WHAT YOU NEED TO DO —
Copy every record word for word.

Items from a figure collection
_ _ _
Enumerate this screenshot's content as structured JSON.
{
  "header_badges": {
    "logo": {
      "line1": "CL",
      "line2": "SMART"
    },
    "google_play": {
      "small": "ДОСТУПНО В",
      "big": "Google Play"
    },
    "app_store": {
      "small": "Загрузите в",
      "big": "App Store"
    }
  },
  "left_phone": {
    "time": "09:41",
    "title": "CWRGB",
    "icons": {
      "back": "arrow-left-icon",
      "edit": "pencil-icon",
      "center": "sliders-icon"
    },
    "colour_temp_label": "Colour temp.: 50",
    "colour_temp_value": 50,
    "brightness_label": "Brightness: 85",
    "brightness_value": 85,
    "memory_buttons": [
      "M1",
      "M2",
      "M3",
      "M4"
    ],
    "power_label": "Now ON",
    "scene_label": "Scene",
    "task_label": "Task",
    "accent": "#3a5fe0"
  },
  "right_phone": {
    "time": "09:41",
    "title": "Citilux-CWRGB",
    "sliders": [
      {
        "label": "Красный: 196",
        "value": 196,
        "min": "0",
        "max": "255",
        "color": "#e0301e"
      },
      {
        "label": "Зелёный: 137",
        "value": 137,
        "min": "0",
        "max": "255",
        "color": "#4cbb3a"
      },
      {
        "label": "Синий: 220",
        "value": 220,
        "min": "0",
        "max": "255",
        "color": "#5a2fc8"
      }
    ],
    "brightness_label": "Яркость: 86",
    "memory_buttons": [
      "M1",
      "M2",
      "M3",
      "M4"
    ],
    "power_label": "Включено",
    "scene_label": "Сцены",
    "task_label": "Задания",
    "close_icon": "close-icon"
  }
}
_ _ _
FULL SOLUTION —
Enumerate this screenshot's content as structured JSON.
{
  "header_badges": {
    "logo": {
      "line1": "CL",
      "line2": "SMART"
    },
    "google_play": {
      "small": "ДОСТУПНО В",
      "big": "Google Play"
    },
    "app_store": {
      "small": "Загрузите в",
      "big": "App Store"
    }
  },
  "left_phone": {
    "time": "09:41",
    "title": "CWRGB",
    "icons": {
      "back": "arrow-left-icon",
      "edit": "pencil-icon",
      "center": "sliders-icon"
    },
    "colour_temp_label": "Colour temp.: 50",
    "colour_temp_value": 50,
    "brightness_label": "Brightness: 85",
    "brightness_value": 85,
    "memory_buttons": [
      "M1",
      "M2",
      "M3",
      "M4"
    ],
    "power_label": "Now ON",
    "scene_label": "Scene",
    "task_label": "Task",
    "accent": "#3a5fe0"
  },
  "right_phone": {
    "time": "09:41",
    "title": "Citilux-CWRGB",
    "sliders": [
      {
        "label": "Красный: 196",
        "value": 196,
        "min": "0",
        "max": "255",
        "color": "#e0301e"
      },
      {
        "label": "Зелёный: 137",
        "value": 137,
        "min": "0",
        "max": "255",
        "color": "#4cbb3a"
      },
      {
        "label": "Синий: 220",
        "value": 220,
        "min": "0",
        "max": "255",
        "color": "#5a2fc8"
      }
    ],
    "brightness_label": "Яркость: 86",
    "memory_buttons": [
      "M1",
      "M2",
      "M3",
      "M4"
    ],
    "power_label": "Включено",
    "scene_label": "Сцены",
    "task_label": "Задания",
    "close_icon": "close-icon"
  }
}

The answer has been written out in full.